ASSIGNMENT:
Copy out all lines of the records in which the word "underhåll" appears.

(INFORMATION)

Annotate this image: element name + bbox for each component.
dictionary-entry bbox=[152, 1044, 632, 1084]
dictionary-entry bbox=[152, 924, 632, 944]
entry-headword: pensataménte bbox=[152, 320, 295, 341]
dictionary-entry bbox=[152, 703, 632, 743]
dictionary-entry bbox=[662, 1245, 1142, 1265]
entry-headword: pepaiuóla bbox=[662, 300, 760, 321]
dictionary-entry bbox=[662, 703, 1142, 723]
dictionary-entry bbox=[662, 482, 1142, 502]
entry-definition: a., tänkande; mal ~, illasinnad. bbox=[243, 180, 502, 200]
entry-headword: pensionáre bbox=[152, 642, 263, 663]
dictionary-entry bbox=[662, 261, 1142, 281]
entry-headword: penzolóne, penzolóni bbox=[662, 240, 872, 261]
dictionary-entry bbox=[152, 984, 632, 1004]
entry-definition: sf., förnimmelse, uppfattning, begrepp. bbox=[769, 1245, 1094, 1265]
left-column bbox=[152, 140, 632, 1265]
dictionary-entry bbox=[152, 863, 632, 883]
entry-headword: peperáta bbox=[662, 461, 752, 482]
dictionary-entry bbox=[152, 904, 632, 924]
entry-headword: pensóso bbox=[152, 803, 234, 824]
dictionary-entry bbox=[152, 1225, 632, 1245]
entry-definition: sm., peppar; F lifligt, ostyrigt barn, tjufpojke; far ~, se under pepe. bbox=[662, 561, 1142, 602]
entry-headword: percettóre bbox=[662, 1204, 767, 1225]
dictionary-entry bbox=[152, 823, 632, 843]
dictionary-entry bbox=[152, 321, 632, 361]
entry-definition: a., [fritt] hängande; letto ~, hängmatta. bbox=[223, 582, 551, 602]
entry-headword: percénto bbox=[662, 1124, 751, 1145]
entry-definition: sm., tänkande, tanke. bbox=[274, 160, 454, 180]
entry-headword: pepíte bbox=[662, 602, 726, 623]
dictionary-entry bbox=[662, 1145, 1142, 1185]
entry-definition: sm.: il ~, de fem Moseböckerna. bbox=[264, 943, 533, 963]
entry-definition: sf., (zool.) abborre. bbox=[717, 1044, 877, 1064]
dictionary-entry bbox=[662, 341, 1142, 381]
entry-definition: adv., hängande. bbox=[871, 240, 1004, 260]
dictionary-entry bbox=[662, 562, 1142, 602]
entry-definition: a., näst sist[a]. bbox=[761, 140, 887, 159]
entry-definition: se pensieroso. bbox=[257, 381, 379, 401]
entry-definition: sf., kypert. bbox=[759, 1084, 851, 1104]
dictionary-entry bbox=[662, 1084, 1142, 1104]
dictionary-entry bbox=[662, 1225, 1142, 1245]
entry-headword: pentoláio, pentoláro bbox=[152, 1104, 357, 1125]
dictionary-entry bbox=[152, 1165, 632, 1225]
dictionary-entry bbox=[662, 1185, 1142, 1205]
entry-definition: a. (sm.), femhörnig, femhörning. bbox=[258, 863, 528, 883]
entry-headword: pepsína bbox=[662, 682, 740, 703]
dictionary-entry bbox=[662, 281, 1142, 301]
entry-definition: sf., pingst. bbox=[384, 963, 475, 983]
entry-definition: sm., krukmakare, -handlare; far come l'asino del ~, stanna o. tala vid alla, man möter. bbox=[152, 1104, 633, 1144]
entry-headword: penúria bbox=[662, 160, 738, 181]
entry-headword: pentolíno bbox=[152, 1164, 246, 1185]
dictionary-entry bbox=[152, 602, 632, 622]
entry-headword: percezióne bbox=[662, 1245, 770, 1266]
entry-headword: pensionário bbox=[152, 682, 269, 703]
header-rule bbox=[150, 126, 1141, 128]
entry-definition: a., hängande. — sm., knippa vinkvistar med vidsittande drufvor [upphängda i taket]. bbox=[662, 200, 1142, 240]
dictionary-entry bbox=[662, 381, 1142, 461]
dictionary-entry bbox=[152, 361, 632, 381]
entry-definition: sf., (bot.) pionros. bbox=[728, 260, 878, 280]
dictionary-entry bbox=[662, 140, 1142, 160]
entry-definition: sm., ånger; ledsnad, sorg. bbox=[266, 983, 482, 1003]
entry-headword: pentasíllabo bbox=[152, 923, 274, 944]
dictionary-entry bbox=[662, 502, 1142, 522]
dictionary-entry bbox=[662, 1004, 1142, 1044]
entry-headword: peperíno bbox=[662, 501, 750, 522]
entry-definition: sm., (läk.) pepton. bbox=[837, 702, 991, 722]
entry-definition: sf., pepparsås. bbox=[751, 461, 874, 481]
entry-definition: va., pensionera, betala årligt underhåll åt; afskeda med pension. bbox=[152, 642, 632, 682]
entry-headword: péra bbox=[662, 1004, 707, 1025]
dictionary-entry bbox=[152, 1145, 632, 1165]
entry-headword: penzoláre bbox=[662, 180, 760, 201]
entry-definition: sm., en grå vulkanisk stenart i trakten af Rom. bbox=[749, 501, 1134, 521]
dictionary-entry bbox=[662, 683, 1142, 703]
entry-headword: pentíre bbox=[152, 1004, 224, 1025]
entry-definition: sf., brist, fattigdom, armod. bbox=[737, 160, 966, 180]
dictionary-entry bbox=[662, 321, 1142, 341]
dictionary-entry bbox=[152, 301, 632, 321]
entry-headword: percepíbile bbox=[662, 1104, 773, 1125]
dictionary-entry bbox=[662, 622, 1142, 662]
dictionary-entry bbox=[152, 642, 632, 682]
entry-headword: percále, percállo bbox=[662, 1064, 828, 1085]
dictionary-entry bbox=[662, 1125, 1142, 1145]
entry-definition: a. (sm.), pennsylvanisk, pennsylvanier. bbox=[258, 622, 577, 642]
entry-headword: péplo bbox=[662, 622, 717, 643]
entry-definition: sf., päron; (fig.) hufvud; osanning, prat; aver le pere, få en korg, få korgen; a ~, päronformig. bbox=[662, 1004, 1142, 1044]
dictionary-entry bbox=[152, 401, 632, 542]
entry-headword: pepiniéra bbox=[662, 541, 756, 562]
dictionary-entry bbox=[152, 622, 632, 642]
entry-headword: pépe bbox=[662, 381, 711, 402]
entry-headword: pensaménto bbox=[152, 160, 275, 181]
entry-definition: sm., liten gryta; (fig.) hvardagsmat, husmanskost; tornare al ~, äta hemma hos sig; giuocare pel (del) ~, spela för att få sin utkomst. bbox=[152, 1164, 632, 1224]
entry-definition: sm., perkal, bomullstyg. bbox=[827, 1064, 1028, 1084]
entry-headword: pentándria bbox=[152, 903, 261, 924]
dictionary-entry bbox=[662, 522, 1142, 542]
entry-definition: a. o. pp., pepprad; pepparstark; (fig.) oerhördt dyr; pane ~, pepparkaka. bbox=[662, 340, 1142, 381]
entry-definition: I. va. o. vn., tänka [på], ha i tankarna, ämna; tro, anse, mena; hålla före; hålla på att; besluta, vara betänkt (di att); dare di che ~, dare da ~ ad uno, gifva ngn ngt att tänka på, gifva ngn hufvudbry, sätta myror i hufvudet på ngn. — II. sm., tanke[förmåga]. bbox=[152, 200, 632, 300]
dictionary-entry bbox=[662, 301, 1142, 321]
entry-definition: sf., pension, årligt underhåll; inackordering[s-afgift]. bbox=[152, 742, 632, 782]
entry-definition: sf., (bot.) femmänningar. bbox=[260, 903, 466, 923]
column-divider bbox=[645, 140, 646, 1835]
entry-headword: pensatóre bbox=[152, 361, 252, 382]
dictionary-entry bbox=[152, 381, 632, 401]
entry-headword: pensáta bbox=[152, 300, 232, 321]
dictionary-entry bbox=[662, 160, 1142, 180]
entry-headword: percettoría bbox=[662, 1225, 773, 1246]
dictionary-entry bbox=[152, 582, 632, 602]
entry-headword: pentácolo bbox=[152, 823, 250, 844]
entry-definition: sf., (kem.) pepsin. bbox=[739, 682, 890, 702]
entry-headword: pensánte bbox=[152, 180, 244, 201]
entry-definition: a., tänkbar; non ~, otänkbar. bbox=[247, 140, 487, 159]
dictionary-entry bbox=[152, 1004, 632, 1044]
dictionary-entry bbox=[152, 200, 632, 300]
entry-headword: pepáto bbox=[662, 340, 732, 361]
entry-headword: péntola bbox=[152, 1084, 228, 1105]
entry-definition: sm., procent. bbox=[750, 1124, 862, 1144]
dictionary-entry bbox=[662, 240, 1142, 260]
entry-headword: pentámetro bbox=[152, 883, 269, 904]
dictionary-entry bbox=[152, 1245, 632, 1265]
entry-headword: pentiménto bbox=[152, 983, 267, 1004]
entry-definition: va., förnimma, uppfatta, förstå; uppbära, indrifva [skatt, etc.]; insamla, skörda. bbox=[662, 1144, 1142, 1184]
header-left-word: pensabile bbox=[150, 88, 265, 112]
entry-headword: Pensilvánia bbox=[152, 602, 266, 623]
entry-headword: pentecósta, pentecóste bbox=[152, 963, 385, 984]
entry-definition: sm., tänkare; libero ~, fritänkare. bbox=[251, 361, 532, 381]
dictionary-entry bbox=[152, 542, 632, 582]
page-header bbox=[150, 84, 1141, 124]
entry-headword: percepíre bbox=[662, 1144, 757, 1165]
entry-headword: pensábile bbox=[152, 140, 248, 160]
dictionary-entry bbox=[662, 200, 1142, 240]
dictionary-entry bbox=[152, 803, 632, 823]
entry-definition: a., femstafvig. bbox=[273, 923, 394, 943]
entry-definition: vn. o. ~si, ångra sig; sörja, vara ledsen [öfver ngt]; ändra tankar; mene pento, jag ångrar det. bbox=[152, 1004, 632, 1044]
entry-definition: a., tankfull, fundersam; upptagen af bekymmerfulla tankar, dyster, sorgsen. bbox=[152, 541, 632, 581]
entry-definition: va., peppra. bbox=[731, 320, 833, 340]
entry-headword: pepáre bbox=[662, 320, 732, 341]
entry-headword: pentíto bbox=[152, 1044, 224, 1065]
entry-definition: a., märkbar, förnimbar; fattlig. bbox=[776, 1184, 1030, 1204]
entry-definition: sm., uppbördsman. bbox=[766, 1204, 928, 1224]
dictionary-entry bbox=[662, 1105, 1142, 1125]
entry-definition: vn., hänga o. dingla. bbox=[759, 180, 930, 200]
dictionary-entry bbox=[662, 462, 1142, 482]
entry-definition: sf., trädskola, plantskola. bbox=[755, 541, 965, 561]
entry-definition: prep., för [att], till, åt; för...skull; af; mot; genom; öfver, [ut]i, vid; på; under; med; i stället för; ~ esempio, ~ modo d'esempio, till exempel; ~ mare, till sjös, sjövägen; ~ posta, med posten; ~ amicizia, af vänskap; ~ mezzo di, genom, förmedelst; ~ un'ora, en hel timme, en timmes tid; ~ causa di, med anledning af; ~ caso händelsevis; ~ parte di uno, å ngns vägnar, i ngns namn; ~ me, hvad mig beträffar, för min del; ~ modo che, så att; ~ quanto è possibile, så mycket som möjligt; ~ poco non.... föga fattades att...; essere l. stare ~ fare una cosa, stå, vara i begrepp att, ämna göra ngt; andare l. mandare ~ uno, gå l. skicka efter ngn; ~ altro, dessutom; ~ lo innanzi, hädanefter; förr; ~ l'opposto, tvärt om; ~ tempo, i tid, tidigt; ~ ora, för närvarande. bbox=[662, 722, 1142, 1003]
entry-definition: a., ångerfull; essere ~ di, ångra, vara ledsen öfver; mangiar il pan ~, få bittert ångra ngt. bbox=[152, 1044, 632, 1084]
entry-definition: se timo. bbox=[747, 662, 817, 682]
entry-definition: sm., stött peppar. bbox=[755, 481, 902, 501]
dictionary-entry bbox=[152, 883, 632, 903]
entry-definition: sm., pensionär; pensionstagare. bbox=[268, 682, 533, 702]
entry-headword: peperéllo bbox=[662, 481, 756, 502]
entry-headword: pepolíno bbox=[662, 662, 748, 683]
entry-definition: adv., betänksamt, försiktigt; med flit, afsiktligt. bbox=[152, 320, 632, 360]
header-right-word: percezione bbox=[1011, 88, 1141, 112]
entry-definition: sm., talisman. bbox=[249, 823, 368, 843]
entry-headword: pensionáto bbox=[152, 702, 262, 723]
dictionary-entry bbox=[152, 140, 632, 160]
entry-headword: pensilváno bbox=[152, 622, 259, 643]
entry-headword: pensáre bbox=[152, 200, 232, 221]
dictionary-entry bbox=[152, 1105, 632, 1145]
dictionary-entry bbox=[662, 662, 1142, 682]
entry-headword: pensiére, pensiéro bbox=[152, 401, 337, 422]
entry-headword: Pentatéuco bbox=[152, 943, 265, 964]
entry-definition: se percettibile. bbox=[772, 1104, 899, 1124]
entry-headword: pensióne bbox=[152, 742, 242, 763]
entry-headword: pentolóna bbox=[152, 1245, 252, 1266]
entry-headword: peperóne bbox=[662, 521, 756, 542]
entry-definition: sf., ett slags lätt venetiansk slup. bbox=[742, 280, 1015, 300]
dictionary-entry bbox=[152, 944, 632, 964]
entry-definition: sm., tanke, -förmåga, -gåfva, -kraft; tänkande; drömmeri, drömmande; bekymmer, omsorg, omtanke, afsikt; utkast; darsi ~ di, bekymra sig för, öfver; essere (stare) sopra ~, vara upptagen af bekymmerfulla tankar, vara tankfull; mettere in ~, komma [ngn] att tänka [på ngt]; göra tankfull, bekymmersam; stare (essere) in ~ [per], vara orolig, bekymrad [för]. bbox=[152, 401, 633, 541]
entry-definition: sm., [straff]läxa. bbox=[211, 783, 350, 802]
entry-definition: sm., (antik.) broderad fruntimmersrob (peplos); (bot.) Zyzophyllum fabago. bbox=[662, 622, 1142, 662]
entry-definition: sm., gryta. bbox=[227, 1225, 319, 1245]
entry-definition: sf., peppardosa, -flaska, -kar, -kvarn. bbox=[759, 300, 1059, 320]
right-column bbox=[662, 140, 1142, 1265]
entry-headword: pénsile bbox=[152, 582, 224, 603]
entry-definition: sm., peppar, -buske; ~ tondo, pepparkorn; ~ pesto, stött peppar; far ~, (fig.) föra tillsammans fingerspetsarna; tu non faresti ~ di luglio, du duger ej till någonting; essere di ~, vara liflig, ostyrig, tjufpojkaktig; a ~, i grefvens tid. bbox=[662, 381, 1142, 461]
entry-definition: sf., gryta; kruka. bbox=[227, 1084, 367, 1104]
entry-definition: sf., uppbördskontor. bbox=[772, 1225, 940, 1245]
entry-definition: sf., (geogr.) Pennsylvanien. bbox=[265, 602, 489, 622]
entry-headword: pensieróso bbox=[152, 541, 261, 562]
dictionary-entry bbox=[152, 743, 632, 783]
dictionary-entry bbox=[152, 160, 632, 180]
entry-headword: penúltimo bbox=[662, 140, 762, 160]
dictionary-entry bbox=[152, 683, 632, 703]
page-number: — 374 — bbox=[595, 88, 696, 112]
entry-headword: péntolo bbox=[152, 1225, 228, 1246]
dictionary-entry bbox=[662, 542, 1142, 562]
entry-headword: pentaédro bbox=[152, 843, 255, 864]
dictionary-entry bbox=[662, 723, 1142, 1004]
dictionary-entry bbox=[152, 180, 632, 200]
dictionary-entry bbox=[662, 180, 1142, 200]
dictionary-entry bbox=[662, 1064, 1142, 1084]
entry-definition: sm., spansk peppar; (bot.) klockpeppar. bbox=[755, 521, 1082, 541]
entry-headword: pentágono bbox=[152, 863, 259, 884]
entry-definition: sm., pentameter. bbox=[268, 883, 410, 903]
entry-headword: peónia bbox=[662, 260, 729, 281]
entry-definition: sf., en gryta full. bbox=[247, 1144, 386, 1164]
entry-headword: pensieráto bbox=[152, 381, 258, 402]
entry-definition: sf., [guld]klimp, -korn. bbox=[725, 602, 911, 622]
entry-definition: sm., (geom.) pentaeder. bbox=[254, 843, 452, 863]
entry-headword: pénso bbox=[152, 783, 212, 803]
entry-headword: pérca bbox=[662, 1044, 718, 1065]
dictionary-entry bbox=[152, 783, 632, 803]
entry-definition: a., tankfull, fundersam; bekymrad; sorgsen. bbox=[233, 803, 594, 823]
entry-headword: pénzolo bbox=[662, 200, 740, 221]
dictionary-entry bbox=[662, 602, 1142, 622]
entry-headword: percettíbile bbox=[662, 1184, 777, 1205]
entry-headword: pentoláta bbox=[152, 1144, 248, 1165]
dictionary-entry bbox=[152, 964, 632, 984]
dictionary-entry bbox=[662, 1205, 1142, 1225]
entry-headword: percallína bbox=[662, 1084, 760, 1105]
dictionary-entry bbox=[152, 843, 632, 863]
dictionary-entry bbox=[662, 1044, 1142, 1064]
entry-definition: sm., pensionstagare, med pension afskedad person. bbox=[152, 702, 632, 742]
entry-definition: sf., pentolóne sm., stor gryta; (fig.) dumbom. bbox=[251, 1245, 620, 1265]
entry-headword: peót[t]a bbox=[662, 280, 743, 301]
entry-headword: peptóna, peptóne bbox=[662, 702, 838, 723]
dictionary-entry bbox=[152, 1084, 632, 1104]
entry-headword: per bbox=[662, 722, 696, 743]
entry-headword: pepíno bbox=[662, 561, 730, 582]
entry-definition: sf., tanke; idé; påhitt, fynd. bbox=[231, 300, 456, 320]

(End INFORMATION)

EXERCISE SOLUTION:
entry-definition: va., pensionera, betala årligt underhåll åt; afskeda med pension. bbox=[152, 642, 632, 682]
entry-definition: sf., pension, årligt underhåll; inackordering[s-afgift]. bbox=[152, 742, 632, 782]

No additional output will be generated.